**WHAT THIS TASK INVOLVES**
Look through the lines below and state how many hold the word "BINANCE". Write only the number.

**EXERCISE INPUT**

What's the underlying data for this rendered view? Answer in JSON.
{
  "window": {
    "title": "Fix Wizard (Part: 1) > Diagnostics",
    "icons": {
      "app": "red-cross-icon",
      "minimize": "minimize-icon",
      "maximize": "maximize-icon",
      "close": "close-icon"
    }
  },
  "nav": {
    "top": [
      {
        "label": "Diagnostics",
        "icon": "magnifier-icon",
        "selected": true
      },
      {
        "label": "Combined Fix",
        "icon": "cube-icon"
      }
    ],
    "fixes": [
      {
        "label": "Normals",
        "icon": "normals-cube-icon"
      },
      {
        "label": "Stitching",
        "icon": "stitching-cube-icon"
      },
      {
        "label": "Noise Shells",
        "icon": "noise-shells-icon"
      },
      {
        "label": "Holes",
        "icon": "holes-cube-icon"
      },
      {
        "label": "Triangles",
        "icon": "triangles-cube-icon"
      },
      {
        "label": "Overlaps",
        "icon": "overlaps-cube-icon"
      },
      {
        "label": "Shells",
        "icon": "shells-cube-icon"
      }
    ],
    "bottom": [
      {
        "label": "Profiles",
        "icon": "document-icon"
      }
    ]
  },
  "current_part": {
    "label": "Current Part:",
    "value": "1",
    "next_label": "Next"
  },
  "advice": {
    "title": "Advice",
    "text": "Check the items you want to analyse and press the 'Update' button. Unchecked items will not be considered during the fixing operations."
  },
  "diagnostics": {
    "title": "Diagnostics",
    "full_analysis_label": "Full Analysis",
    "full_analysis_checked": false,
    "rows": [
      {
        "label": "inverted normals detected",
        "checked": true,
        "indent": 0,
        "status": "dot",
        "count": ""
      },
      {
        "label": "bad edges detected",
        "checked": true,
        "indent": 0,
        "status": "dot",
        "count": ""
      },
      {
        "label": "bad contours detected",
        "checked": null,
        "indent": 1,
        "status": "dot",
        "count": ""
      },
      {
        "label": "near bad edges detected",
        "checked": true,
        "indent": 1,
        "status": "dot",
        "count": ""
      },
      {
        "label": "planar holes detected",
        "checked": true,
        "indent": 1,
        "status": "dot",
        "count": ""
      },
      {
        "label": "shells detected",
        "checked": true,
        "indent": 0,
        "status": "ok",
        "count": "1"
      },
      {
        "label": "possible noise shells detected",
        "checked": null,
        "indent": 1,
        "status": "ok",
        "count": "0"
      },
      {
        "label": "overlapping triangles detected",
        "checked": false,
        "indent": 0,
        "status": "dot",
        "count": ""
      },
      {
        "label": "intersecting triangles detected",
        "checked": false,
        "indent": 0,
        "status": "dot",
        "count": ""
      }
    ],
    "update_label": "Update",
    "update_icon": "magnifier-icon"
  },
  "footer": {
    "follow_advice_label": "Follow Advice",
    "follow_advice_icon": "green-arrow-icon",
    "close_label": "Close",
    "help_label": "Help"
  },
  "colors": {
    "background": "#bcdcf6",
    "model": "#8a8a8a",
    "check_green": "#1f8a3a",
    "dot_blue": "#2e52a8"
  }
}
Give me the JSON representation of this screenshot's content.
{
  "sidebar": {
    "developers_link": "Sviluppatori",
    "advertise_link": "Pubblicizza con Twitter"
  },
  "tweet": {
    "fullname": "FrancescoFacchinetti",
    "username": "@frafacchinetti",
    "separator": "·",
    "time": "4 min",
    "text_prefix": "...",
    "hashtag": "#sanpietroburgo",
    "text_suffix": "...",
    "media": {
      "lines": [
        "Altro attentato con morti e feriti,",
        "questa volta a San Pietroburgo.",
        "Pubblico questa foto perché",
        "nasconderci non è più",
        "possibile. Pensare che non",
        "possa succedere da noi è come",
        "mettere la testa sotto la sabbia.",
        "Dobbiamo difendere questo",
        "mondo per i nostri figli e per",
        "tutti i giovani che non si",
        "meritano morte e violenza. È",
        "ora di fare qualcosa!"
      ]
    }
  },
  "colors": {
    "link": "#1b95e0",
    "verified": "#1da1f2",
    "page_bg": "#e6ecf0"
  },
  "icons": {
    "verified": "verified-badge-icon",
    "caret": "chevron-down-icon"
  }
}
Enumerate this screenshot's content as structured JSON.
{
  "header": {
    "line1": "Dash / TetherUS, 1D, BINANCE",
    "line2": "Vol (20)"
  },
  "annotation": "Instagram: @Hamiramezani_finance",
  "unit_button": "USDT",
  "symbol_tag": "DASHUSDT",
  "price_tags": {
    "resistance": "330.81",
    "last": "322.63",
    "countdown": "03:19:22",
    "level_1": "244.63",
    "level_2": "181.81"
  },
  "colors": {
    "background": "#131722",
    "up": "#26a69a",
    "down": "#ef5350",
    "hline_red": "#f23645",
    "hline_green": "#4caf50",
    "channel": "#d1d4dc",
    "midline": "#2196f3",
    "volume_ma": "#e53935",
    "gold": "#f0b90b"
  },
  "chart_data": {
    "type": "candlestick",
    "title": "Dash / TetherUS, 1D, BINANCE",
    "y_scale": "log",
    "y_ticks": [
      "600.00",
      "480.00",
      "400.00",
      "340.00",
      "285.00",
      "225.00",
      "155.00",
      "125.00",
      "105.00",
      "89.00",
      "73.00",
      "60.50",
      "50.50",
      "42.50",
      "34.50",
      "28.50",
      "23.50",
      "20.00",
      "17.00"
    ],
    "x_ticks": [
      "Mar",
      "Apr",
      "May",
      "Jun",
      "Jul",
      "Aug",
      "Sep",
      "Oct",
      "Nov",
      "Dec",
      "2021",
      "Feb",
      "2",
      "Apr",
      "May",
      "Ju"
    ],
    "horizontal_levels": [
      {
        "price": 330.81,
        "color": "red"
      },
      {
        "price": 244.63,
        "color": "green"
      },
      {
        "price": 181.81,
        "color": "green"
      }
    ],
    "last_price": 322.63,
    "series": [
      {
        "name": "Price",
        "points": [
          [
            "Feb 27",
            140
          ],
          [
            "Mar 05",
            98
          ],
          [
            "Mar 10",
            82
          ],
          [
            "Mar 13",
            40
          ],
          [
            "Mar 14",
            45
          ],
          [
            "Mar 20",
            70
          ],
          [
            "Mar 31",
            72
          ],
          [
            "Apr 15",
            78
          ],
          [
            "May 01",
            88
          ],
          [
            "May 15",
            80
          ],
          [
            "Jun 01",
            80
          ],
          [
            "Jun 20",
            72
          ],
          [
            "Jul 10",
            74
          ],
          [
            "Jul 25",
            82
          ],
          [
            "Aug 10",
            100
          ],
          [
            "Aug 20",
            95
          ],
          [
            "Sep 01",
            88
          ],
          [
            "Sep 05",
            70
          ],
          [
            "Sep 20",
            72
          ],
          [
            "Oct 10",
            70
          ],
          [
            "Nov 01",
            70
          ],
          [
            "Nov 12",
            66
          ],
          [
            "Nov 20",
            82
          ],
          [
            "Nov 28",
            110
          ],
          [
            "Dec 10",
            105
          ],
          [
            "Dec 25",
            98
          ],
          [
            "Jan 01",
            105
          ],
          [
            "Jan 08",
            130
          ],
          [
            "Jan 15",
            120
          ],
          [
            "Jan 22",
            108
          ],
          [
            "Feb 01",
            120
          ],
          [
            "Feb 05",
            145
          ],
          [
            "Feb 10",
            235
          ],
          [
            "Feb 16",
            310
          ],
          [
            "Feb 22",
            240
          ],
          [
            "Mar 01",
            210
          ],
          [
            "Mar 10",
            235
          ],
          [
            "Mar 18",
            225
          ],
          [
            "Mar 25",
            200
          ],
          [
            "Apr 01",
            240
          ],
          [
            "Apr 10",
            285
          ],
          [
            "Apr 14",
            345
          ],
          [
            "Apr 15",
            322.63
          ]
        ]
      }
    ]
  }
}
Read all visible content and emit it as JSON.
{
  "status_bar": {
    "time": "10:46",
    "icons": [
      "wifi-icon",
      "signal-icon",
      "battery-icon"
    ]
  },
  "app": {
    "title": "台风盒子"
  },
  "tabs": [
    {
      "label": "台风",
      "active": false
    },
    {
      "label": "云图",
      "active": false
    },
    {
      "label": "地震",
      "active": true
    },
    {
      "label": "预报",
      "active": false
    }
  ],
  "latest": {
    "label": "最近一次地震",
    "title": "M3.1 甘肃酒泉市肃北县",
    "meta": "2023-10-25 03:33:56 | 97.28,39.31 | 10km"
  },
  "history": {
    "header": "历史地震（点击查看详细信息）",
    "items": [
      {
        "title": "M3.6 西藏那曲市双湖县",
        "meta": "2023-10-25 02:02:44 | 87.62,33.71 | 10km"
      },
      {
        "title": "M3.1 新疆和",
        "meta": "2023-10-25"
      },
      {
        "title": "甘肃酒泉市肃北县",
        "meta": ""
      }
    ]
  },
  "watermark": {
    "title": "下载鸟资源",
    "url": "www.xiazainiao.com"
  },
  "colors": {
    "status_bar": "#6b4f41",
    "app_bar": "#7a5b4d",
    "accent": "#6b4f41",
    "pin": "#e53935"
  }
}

**CORRECT RESPONSE**
2